Dataset items
— begin —

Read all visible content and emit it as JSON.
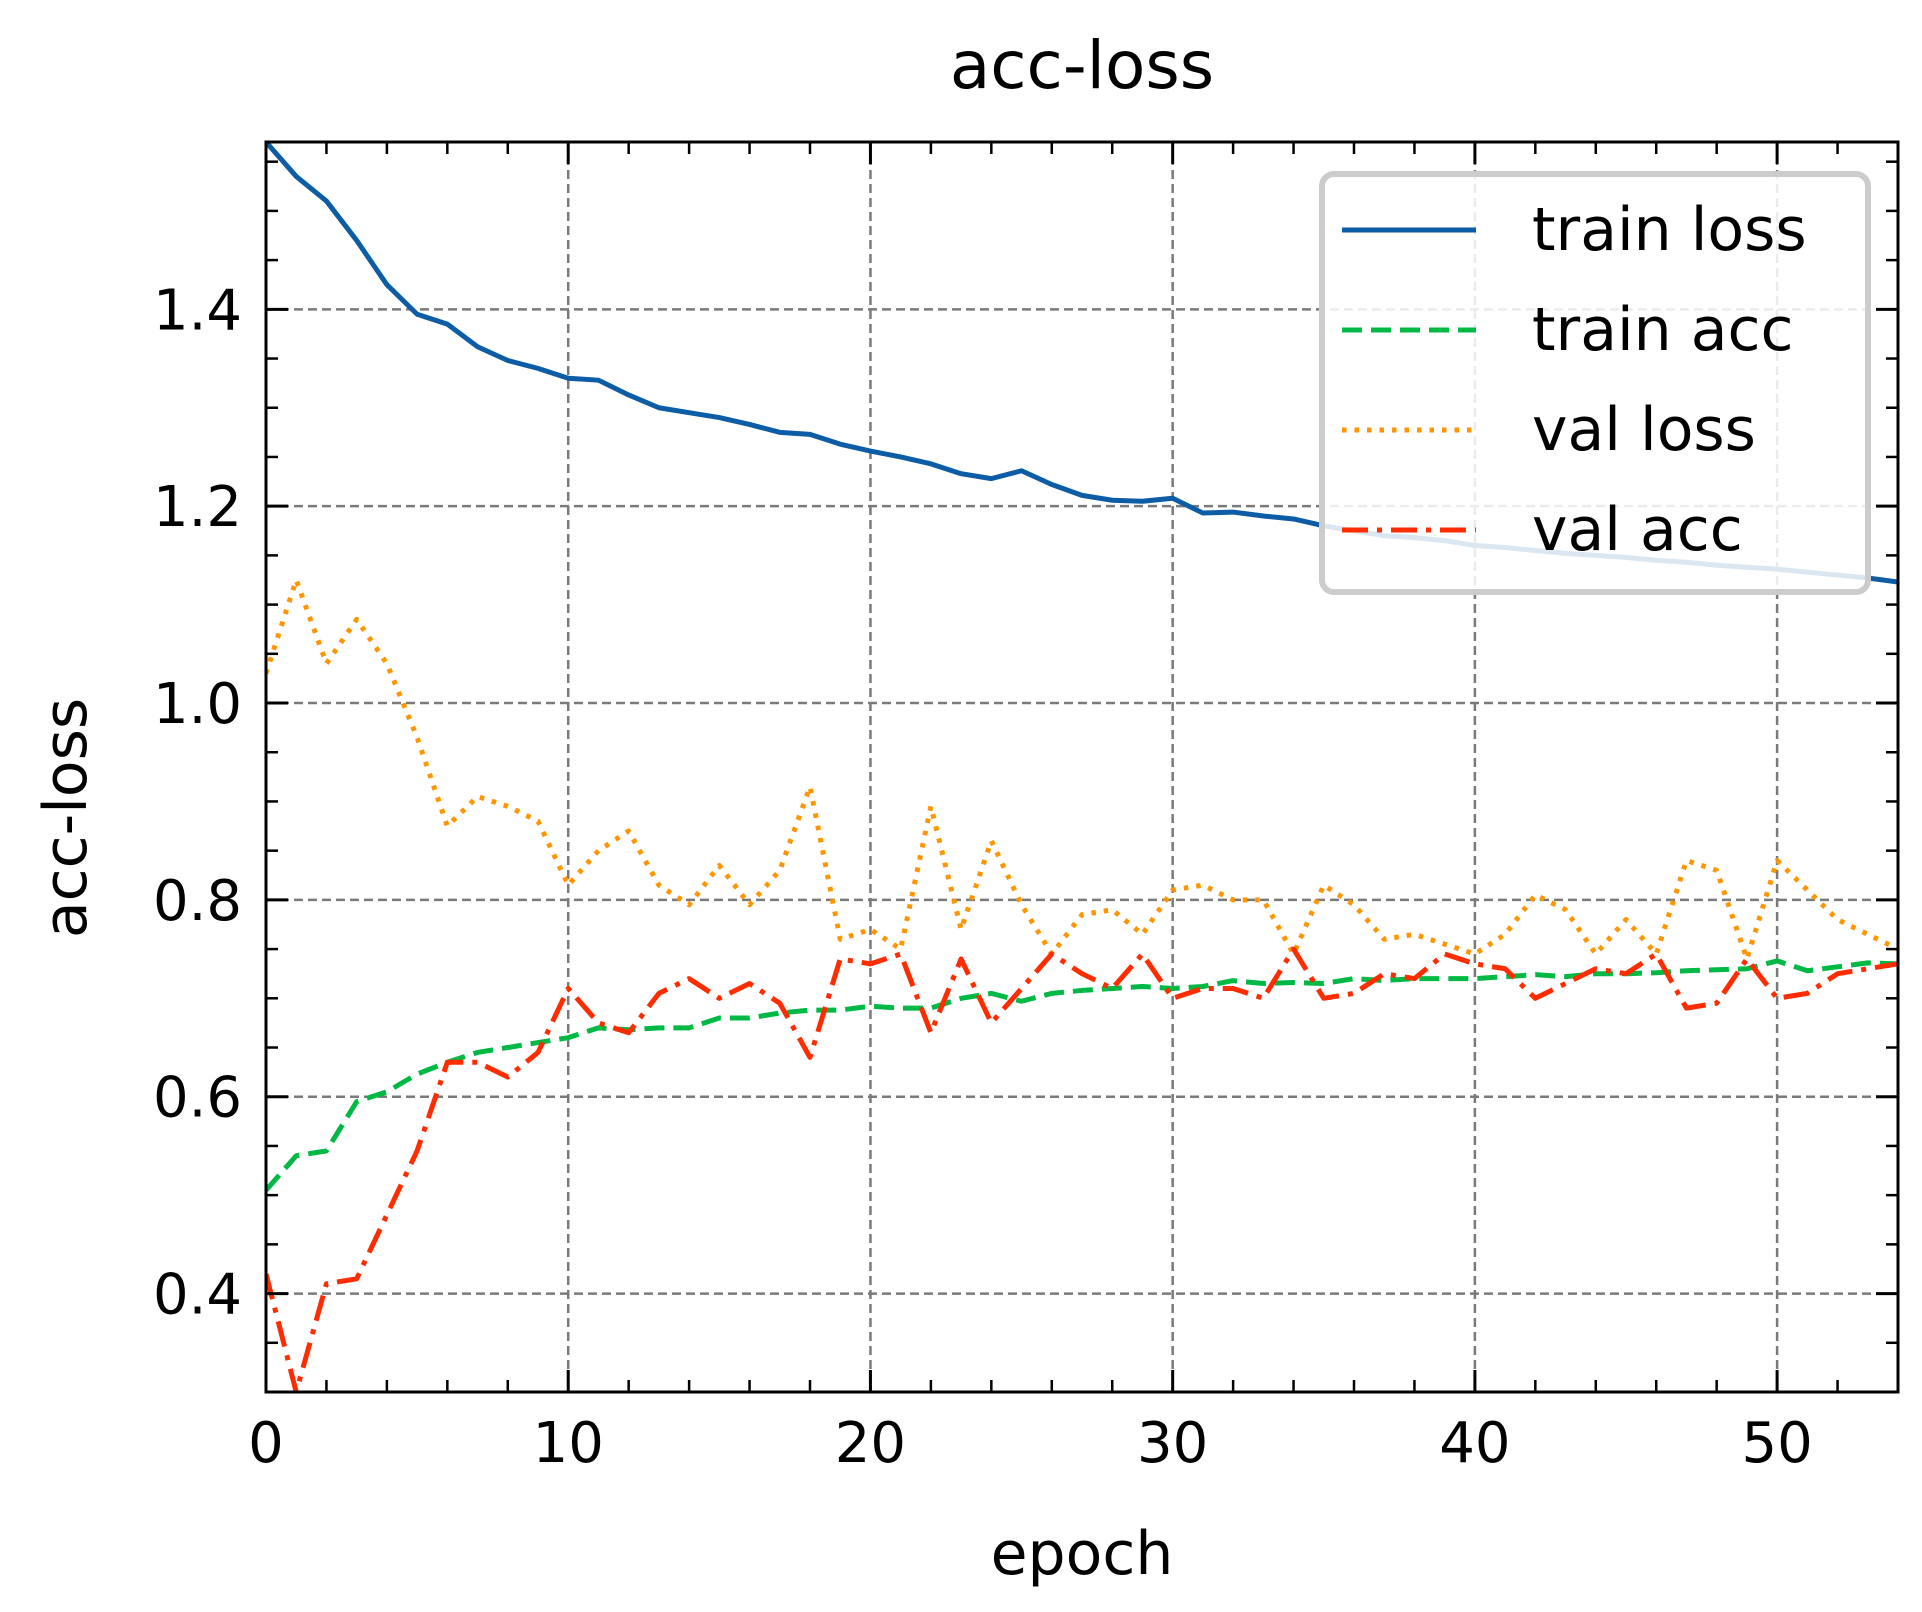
{
  "chart_data": {
    "type": "line",
    "title": "acc-loss",
    "xlabel": "epoch",
    "ylabel": "acc-loss",
    "xlim": [
      0,
      54
    ],
    "ylim": [
      0.3,
      1.57
    ],
    "xticks": [
      0,
      10,
      20,
      30,
      40,
      50
    ],
    "xtick_labels": [
      "0",
      "10",
      "20",
      "30",
      "40",
      "50"
    ],
    "yticks": [
      0.4,
      0.6,
      0.8,
      1.0,
      1.2,
      1.4
    ],
    "ytick_labels": [
      "0.4",
      "0.6",
      "0.8",
      "1.0",
      "1.2",
      "1.4"
    ],
    "grid": true,
    "legend_position": "top-right",
    "x": [
      0,
      1,
      2,
      3,
      4,
      5,
      6,
      7,
      8,
      9,
      10,
      11,
      12,
      13,
      14,
      15,
      16,
      17,
      18,
      19,
      20,
      21,
      22,
      23,
      24,
      25,
      26,
      27,
      28,
      29,
      30,
      31,
      32,
      33,
      34,
      35,
      36,
      37,
      38,
      39,
      40,
      41,
      42,
      43,
      44,
      45,
      46,
      47,
      48,
      49,
      50,
      51,
      52,
      53,
      54
    ],
    "series": [
      {
        "name": "train loss",
        "color": "#0c5da5",
        "dash": "solid",
        "values": [
          1.57,
          1.535,
          1.51,
          1.47,
          1.425,
          1.395,
          1.385,
          1.362,
          1.348,
          1.34,
          1.33,
          1.328,
          1.313,
          1.3,
          1.295,
          1.29,
          1.283,
          1.275,
          1.273,
          1.263,
          1.256,
          1.25,
          1.243,
          1.233,
          1.228,
          1.236,
          1.222,
          1.211,
          1.206,
          1.205,
          1.208,
          1.193,
          1.194,
          1.19,
          1.187,
          1.18,
          1.175,
          1.17,
          1.168,
          1.165,
          1.16,
          1.158,
          1.155,
          1.152,
          1.15,
          1.148,
          1.145,
          1.143,
          1.14,
          1.138,
          1.136,
          1.133,
          1.13,
          1.127,
          1.123
        ]
      },
      {
        "name": "train acc",
        "color": "#00b945",
        "dash": "dashed",
        "values": [
          0.505,
          0.54,
          0.545,
          0.595,
          0.605,
          0.623,
          0.635,
          0.645,
          0.65,
          0.655,
          0.66,
          0.67,
          0.668,
          0.67,
          0.67,
          0.68,
          0.68,
          0.685,
          0.688,
          0.688,
          0.692,
          0.69,
          0.69,
          0.7,
          0.705,
          0.697,
          0.705,
          0.708,
          0.71,
          0.712,
          0.71,
          0.712,
          0.718,
          0.715,
          0.716,
          0.715,
          0.72,
          0.718,
          0.72,
          0.72,
          0.72,
          0.722,
          0.724,
          0.722,
          0.725,
          0.725,
          0.726,
          0.728,
          0.729,
          0.73,
          0.738,
          0.728,
          0.732,
          0.736,
          0.735
        ]
      },
      {
        "name": "val loss",
        "color": "#ff9500",
        "dash": "dotted",
        "values": [
          1.03,
          1.125,
          1.04,
          1.085,
          1.04,
          0.965,
          0.875,
          0.905,
          0.895,
          0.88,
          0.815,
          0.85,
          0.87,
          0.815,
          0.795,
          0.835,
          0.795,
          0.83,
          0.915,
          0.76,
          0.77,
          0.75,
          0.895,
          0.77,
          0.86,
          0.795,
          0.745,
          0.785,
          0.79,
          0.765,
          0.81,
          0.815,
          0.8,
          0.8,
          0.745,
          0.815,
          0.795,
          0.76,
          0.765,
          0.755,
          0.745,
          0.765,
          0.805,
          0.79,
          0.745,
          0.78,
          0.745,
          0.84,
          0.83,
          0.74,
          0.84,
          0.81,
          0.78,
          0.765,
          0.75
        ]
      },
      {
        "name": "val acc",
        "color": "#ff2c00",
        "dash": "dashdot",
        "values": [
          0.42,
          0.3,
          0.41,
          0.415,
          0.48,
          0.545,
          0.635,
          0.635,
          0.62,
          0.645,
          0.71,
          0.675,
          0.665,
          0.705,
          0.72,
          0.7,
          0.715,
          0.695,
          0.64,
          0.74,
          0.735,
          0.745,
          0.665,
          0.74,
          0.675,
          0.71,
          0.745,
          0.725,
          0.71,
          0.745,
          0.7,
          0.71,
          0.71,
          0.7,
          0.75,
          0.7,
          0.705,
          0.725,
          0.72,
          0.745,
          0.735,
          0.73,
          0.7,
          0.715,
          0.73,
          0.725,
          0.745,
          0.69,
          0.695,
          0.74,
          0.7,
          0.705,
          0.725,
          0.73,
          0.735
        ]
      }
    ]
  }
}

— end —

Take the data above and repeat it exactly, leaving each picture out.

Output below:
Read all visible content and emit it as JSON.
{
  "chart_data": {
    "type": "line",
    "title": "acc-loss",
    "xlabel": "epoch",
    "ylabel": "acc-loss",
    "xlim": [
      0,
      54
    ],
    "ylim": [
      0.3,
      1.57
    ],
    "xticks": [
      0,
      10,
      20,
      30,
      40,
      50
    ],
    "xtick_labels": [
      "0",
      "10",
      "20",
      "30",
      "40",
      "50"
    ],
    "yticks": [
      0.4,
      0.6,
      0.8,
      1.0,
      1.2,
      1.4
    ],
    "ytick_labels": [
      "0.4",
      "0.6",
      "0.8",
      "1.0",
      "1.2",
      "1.4"
    ],
    "grid": true,
    "legend_position": "top-right",
    "x": [
      0,
      1,
      2,
      3,
      4,
      5,
      6,
      7,
      8,
      9,
      10,
      11,
      12,
      13,
      14,
      15,
      16,
      17,
      18,
      19,
      20,
      21,
      22,
      23,
      24,
      25,
      26,
      27,
      28,
      29,
      30,
      31,
      32,
      33,
      34,
      35,
      36,
      37,
      38,
      39,
      40,
      41,
      42,
      43,
      44,
      45,
      46,
      47,
      48,
      49,
      50,
      51,
      52,
      53,
      54
    ],
    "series": [
      {
        "name": "train loss",
        "color": "#0c5da5",
        "dash": "solid",
        "values": [
          1.57,
          1.535,
          1.51,
          1.47,
          1.425,
          1.395,
          1.385,
          1.362,
          1.348,
          1.34,
          1.33,
          1.328,
          1.313,
          1.3,
          1.295,
          1.29,
          1.283,
          1.275,
          1.273,
          1.263,
          1.256,
          1.25,
          1.243,
          1.233,
          1.228,
          1.236,
          1.222,
          1.211,
          1.206,
          1.205,
          1.208,
          1.193,
          1.194,
          1.19,
          1.187,
          1.18,
          1.175,
          1.17,
          1.168,
          1.165,
          1.16,
          1.158,
          1.155,
          1.152,
          1.15,
          1.148,
          1.145,
          1.143,
          1.14,
          1.138,
          1.136,
          1.133,
          1.13,
          1.127,
          1.123
        ]
      },
      {
        "name": "train acc",
        "color": "#00b945",
        "dash": "dashed",
        "values": [
          0.505,
          0.54,
          0.545,
          0.595,
          0.605,
          0.623,
          0.635,
          0.645,
          0.65,
          0.655,
          0.66,
          0.67,
          0.668,
          0.67,
          0.67,
          0.68,
          0.68,
          0.685,
          0.688,
          0.688,
          0.692,
          0.69,
          0.69,
          0.7,
          0.705,
          0.697,
          0.705,
          0.708,
          0.71,
          0.712,
          0.71,
          0.712,
          0.718,
          0.715,
          0.716,
          0.715,
          0.72,
          0.718,
          0.72,
          0.72,
          0.72,
          0.722,
          0.724,
          0.722,
          0.725,
          0.725,
          0.726,
          0.728,
          0.729,
          0.73,
          0.738,
          0.728,
          0.732,
          0.736,
          0.735
        ]
      },
      {
        "name": "val loss",
        "color": "#ff9500",
        "dash": "dotted",
        "values": [
          1.03,
          1.125,
          1.04,
          1.085,
          1.04,
          0.965,
          0.875,
          0.905,
          0.895,
          0.88,
          0.815,
          0.85,
          0.87,
          0.815,
          0.795,
          0.835,
          0.795,
          0.83,
          0.915,
          0.76,
          0.77,
          0.75,
          0.895,
          0.77,
          0.86,
          0.795,
          0.745,
          0.785,
          0.79,
          0.765,
          0.81,
          0.815,
          0.8,
          0.8,
          0.745,
          0.815,
          0.795,
          0.76,
          0.765,
          0.755,
          0.745,
          0.765,
          0.805,
          0.79,
          0.745,
          0.78,
          0.745,
          0.84,
          0.83,
          0.74,
          0.84,
          0.81,
          0.78,
          0.765,
          0.75
        ]
      },
      {
        "name": "val acc",
        "color": "#ff2c00",
        "dash": "dashdot",
        "values": [
          0.42,
          0.3,
          0.41,
          0.415,
          0.48,
          0.545,
          0.635,
          0.635,
          0.62,
          0.645,
          0.71,
          0.675,
          0.665,
          0.705,
          0.72,
          0.7,
          0.715,
          0.695,
          0.64,
          0.74,
          0.735,
          0.745,
          0.665,
          0.74,
          0.675,
          0.71,
          0.745,
          0.725,
          0.71,
          0.745,
          0.7,
          0.71,
          0.71,
          0.7,
          0.75,
          0.7,
          0.705,
          0.725,
          0.72,
          0.745,
          0.735,
          0.73,
          0.7,
          0.715,
          0.73,
          0.725,
          0.745,
          0.69,
          0.695,
          0.74,
          0.7,
          0.705,
          0.725,
          0.73,
          0.735
        ]
      }
    ]
  }
}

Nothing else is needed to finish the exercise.